What the task asks
Filter the listing and keep only the lines with the word "двигатель".

Entries provided

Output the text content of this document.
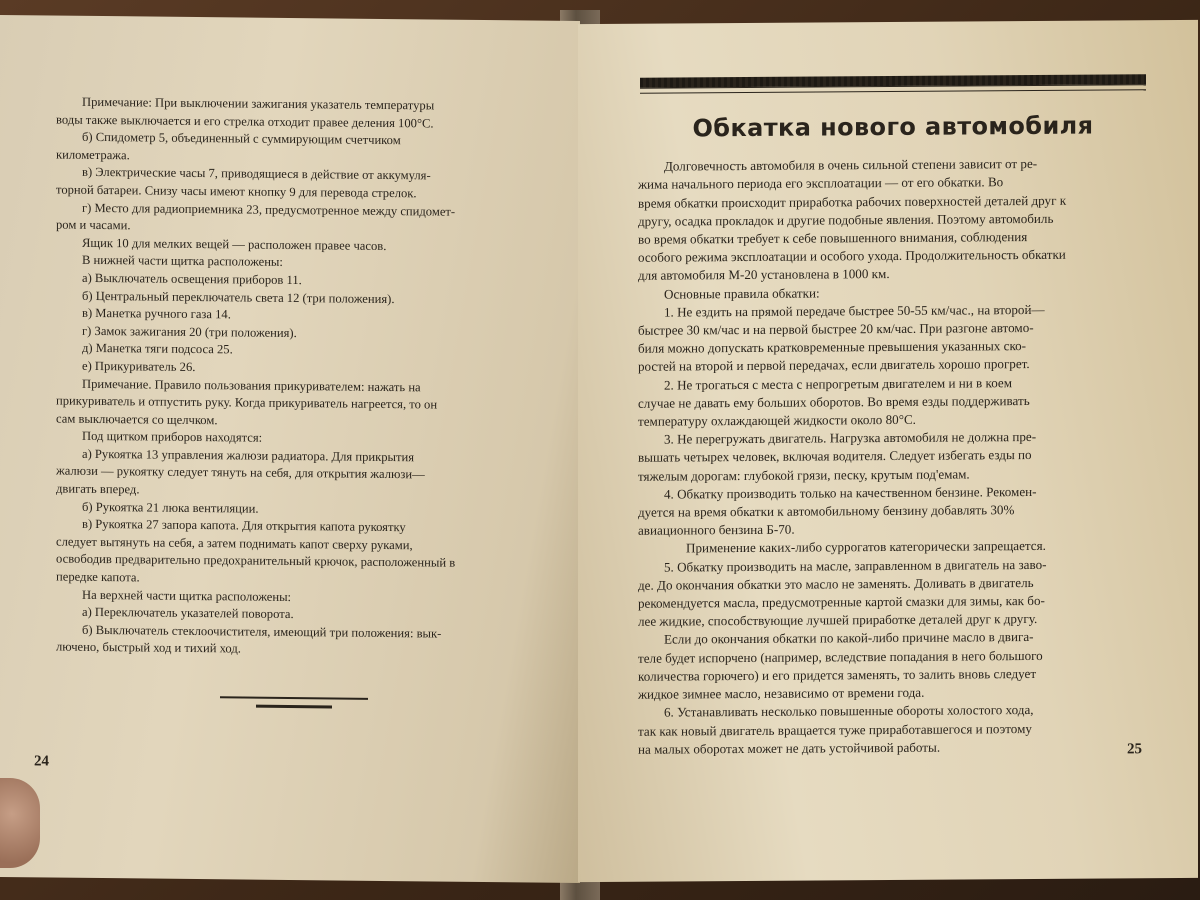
Примечание: При выключении зажигания указатель температуры

воды также выключается и его стрелка отходит правее деления 100°С.

б) Спидометр 5, объединенный с суммирующим счетчиком

километража.

в) Электрические часы 7, приводящиеся в действие от аккумуля-

торной батареи. Снизу часы имеют кнопку 9 для перевода стрелок.

г) Место для радиоприемника 23, предусмотренное между спидомет-

ром и часами.

Ящик 10 для мелких вещей — расположен правее часов.

В нижней части щитка расположены:

а) Выключатель освещения приборов 11.

б) Центральный переключатель света 12 (три положения).

в) Манетка ручного газа 14.

г) Замок зажигания 20 (три положения).

д) Манетка тяги подсоса 25.

е) Прикуриватель 26.

Примечание. Правило пользования прикуривателем: нажать на

прикуриватель и отпустить руку. Когда прикуриватель нагреется, то он

сам выключается со щелчком.

Под щитком приборов находятся:

а) Рукоятка 13 управления жалюзи радиатора. Для прикрытия

жалюзи — рукоятку следует тянуть на себя, для открытия жалюзи—

двигать вперед.

б) Рукоятка 21 люка вентиляции.

в) Рукоятка 27 запора капота. Для открытия капота рукоятку

следует вытянуть на себя, а затем поднимать капот сверху руками,

освободив предварительно предохранительный крючок, расположенный в

передке капота.

На верхней части щитка расположены:

а) Переключатель указателей поворота.

б) Выключатель стеклоочистителя, имеющий три положения: вык-

лючено, быстрый ход и тихий ход.

24
Обкатка нового автомобиля

Долговечность автомобиля в очень сильной степени зависит от ре-

жима начального периода его эксплоатации — от его обкатки. Во

время обкатки происходит приработка рабочих поверхностей деталей друг к

другу, осадка прокладок и другие подобные явления. Поэтому автомобиль

во время обкатки требует к себе повышенного внимания, соблюдения

особого режима эксплоатации и особого ухода. Продолжительность обкатки

для автомобиля М-20 установлена в 1000 км.

Основные правила обкатки:

1. Не ездить на прямой передаче быстрее 50-55 км/час., на второй—

быстрее 30 км/час и на первой быстрее 20 км/час. При разгоне автомо-

биля можно допускать кратковременные превышения указанных ско-

ростей на второй и первой передачах, если двигатель хорошо прогрет.

2. Не трогаться с места с непрогретым двигателем и ни в коем

случае не давать ему больших оборотов. Во время езды поддерживать

температуру охлаждающей жидкости около 80°С.

3. Не перегружать двигатель. Нагрузка автомобиля не должна пре-

вышать четырех человек, включая водителя. Следует избегать езды по

тяжелым дорогам: глубокой грязи, песку, крутым под'емам.

4. Обкатку производить только на качественном бензине. Рекомен-

дуется на время обкатки к автомобильному бензину добавлять 30%

авиационного бензина Б-70.

Применение каких-либо суррогатов категорически запрещается.

5. Обкатку производить на масле, заправленном в двигатель на заво-

де. До окончания обкатки это масло не заменять. Доливать в двигатель

рекомендуется масла, предусмотренные картой смазки для зимы, как бо-

лее жидкие, способствующие лучшей приработке деталей друг к другу.

Если до окончания обкатки по какой-либо причине масло в двига-

теле будет испорчено (например, вследствие попадания в него большого

количества горючего) и его придется заменять, то залить вновь следует

жидкое зимнее масло, независимо от времени года.

6. Устанавливать несколько повышенные обороты холостого хода,

так как новый двигатель вращается туже приработавшегося и поэтому

на малых оборотах может не дать устойчивой работы.	25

Solution below
ростей на второй и первой передачах, если двигатель хорошо прогрет.
3. Не перегружать двигатель. Нагрузка автомобиля не должна пре-
5. Обкатку производить на масле, заправленном в двигатель на заво-
де. До окончания обкатки это масло не заменять. Доливать в двигатель
так как новый двигатель вращается туже приработавшегося и поэтому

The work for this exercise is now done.